### Materials provided:
----------------------------------------
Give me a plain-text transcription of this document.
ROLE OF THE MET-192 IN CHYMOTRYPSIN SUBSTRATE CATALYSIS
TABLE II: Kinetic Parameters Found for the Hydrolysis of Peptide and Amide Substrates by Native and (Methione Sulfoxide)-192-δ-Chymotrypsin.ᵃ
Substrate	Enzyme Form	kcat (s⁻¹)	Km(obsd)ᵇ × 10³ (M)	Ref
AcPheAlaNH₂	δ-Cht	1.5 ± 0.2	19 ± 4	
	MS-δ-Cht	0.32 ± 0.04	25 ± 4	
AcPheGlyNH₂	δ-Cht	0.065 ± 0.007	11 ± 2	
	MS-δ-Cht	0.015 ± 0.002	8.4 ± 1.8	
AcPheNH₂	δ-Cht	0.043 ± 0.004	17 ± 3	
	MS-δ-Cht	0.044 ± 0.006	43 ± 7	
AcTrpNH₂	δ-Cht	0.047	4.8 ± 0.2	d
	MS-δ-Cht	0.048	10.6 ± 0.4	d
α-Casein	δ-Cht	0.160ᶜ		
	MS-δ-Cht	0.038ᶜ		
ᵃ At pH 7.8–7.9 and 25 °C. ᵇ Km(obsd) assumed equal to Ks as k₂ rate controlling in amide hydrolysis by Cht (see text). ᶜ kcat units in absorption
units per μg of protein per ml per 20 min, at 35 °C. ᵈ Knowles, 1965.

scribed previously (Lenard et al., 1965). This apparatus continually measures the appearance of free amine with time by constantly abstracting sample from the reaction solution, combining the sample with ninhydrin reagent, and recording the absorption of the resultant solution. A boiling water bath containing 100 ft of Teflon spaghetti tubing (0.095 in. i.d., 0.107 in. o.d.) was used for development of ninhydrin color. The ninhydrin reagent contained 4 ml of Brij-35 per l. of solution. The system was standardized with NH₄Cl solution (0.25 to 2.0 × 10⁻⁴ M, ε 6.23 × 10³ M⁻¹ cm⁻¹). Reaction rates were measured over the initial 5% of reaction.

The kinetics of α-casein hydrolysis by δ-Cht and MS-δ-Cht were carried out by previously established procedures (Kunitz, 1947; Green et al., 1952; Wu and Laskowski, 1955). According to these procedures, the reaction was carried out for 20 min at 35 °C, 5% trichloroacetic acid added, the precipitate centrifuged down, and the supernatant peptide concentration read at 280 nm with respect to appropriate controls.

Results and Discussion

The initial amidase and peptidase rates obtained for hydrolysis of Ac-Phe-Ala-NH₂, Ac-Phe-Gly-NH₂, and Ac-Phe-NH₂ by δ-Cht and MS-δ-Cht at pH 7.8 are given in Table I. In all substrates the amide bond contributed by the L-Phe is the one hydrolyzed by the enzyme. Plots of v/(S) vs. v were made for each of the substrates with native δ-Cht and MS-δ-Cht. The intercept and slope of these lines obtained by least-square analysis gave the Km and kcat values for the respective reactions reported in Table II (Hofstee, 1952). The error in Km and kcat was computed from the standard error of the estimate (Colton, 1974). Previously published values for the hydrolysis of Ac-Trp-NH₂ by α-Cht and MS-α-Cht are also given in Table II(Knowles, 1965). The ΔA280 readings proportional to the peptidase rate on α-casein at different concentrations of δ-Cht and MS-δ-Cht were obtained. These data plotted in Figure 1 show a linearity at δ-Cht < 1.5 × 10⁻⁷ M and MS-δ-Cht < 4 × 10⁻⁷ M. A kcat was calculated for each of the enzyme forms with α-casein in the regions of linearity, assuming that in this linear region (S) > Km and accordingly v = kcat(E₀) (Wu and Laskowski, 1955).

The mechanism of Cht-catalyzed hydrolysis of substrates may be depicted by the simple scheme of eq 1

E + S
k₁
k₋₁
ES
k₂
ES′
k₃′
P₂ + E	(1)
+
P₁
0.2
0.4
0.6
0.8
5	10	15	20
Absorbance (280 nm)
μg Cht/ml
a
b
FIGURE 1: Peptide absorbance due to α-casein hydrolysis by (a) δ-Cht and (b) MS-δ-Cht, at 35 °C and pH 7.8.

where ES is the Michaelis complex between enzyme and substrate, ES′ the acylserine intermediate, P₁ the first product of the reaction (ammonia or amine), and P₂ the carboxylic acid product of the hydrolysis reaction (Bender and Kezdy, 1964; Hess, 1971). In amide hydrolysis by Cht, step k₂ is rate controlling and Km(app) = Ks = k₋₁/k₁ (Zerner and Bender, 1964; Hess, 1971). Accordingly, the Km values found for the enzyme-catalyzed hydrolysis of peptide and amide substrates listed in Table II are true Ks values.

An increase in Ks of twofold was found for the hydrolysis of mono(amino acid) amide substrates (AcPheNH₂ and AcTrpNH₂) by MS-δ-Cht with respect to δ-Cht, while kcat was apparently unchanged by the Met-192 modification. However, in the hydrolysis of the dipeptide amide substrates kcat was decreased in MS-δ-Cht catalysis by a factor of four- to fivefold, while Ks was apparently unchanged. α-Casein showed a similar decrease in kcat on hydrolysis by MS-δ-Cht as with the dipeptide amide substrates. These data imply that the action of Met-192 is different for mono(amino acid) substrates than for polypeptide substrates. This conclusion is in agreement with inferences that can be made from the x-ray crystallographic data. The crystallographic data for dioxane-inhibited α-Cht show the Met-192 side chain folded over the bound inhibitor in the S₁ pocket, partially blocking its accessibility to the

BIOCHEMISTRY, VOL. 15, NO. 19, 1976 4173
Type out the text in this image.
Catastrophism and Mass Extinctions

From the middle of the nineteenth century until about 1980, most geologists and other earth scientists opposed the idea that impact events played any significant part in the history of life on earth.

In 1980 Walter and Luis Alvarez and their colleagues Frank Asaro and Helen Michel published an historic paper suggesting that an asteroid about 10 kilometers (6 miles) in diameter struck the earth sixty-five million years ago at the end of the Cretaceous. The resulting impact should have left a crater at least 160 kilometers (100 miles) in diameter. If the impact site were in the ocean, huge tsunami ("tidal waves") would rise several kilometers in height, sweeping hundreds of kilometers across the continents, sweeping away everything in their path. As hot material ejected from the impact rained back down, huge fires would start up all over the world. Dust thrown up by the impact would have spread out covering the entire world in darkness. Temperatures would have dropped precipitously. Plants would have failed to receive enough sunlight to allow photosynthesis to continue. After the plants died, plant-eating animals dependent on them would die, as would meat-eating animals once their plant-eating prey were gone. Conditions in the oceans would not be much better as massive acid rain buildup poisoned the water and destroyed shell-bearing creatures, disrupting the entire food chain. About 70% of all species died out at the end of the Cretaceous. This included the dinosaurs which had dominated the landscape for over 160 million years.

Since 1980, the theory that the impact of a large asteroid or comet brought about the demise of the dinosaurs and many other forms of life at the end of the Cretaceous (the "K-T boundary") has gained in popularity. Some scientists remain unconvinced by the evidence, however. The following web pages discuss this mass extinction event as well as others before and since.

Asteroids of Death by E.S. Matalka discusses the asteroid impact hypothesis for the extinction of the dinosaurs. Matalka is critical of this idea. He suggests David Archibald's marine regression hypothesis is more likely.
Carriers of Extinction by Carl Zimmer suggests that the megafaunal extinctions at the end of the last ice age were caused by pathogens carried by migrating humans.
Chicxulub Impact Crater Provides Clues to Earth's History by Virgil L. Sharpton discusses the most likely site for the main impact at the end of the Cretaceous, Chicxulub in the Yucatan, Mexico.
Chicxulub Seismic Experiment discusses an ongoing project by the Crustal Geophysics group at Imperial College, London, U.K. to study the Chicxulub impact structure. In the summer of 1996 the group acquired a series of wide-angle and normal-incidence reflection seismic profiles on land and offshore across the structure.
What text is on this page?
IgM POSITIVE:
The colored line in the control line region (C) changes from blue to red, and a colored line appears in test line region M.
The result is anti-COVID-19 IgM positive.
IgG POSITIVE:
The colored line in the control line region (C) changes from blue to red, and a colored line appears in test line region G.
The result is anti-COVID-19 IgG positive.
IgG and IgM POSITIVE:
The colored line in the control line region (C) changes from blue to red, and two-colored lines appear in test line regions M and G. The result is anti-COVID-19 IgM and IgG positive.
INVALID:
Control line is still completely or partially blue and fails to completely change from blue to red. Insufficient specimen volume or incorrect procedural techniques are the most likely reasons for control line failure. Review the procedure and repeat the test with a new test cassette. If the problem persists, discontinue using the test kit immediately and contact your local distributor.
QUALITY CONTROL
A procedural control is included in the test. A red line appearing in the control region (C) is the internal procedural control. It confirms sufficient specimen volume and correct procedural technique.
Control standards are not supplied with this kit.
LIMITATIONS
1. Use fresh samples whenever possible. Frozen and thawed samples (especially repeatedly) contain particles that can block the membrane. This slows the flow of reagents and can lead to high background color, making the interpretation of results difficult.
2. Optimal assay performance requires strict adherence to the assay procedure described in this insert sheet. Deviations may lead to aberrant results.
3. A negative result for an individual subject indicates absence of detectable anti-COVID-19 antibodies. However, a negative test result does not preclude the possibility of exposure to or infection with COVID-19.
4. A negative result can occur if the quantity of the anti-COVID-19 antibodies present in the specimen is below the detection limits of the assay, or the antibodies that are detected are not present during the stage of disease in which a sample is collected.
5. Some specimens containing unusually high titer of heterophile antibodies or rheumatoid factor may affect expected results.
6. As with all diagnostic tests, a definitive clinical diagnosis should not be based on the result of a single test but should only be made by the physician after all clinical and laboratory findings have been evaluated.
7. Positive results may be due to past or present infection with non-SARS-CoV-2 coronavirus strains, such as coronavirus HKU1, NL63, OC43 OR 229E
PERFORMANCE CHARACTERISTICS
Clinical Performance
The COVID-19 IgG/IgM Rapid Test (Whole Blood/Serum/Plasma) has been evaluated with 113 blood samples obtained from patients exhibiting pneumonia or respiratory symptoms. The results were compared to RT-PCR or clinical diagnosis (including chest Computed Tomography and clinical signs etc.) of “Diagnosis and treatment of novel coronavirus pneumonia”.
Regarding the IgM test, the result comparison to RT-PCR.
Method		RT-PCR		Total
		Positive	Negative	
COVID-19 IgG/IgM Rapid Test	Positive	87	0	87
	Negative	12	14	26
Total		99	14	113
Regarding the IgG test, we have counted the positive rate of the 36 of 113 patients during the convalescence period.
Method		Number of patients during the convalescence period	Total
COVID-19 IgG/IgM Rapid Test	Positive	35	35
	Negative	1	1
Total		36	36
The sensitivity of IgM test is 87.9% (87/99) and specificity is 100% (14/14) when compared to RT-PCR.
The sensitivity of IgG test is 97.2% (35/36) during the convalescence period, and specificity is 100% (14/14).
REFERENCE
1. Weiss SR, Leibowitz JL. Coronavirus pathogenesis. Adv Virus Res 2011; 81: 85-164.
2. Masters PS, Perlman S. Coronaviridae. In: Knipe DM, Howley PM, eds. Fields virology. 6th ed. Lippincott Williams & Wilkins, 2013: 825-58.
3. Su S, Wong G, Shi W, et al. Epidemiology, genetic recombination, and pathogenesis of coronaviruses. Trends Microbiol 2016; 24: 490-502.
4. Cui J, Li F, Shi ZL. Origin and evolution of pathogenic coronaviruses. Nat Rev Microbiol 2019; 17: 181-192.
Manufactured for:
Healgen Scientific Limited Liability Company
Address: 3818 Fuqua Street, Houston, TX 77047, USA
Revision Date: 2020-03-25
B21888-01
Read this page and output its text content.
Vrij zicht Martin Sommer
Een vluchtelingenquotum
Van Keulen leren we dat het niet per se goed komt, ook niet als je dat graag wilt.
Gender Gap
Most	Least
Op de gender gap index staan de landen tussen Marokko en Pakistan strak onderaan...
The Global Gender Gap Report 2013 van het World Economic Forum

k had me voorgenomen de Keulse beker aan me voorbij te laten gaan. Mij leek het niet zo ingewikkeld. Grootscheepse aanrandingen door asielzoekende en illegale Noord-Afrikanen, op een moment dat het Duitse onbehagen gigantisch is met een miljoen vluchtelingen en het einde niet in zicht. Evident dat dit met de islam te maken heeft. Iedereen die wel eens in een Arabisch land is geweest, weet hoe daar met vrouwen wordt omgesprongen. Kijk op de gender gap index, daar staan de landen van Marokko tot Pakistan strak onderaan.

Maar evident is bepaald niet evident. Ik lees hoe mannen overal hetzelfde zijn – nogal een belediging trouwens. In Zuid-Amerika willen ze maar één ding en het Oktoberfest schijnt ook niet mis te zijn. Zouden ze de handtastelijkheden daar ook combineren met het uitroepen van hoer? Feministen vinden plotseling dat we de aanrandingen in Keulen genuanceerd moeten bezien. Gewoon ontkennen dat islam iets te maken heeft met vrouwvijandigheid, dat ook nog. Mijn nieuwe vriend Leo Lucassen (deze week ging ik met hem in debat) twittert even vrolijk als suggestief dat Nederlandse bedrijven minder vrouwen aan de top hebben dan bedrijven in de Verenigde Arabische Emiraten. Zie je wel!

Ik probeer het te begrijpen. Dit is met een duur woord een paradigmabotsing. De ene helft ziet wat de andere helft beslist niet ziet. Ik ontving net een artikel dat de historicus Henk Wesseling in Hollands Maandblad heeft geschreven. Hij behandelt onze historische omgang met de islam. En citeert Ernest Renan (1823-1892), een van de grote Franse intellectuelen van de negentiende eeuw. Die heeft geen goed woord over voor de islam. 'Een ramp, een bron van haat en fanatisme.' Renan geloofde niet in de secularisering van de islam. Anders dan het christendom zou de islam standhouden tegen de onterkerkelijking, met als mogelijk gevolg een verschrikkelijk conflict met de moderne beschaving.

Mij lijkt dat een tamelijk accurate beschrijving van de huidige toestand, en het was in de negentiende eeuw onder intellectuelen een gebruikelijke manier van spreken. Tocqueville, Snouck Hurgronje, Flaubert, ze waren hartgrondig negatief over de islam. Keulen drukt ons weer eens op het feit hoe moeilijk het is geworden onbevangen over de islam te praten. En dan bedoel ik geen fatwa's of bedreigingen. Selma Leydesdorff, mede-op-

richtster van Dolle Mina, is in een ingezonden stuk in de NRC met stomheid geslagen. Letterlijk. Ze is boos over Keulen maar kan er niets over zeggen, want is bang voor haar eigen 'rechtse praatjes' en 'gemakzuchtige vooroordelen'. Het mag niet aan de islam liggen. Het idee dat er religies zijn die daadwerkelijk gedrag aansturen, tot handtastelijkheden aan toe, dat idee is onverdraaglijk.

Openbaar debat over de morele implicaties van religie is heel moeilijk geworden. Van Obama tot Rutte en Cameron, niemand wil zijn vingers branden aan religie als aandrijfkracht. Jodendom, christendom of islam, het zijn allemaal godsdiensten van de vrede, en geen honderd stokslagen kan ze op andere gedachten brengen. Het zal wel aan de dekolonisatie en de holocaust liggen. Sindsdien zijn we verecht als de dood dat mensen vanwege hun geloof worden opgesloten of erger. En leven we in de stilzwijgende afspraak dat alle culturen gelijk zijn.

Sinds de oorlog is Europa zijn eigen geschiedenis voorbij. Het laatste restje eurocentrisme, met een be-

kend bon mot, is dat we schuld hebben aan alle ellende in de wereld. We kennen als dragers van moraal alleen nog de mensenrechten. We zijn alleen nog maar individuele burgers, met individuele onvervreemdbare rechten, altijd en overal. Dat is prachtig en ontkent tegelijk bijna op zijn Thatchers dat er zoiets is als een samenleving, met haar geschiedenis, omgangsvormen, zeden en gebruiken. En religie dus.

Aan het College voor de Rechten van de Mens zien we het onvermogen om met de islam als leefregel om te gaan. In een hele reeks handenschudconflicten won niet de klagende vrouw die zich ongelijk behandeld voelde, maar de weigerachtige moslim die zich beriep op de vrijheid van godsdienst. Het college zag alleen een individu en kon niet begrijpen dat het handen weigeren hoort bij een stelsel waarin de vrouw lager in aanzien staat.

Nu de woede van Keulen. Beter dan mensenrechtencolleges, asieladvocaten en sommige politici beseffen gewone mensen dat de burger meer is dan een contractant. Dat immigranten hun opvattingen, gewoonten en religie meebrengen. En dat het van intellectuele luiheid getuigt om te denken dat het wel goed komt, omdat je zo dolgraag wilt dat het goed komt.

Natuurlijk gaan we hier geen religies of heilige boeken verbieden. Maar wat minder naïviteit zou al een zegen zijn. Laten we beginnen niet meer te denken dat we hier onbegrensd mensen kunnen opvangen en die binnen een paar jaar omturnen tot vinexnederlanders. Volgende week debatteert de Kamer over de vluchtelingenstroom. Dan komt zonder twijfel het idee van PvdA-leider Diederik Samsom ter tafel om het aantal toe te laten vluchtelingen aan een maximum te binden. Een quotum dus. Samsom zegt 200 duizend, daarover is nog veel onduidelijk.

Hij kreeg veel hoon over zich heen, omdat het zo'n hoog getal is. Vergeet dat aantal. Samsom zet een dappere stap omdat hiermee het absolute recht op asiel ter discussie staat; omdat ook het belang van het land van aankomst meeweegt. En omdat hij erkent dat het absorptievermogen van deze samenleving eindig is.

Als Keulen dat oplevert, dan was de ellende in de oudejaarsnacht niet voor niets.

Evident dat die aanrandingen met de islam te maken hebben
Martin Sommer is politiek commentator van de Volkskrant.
----------------------------------------
### Task item:
Looking at the entries above, count the lines that hold the string "been" and reply with the count alone.

### Solution to this problem:
2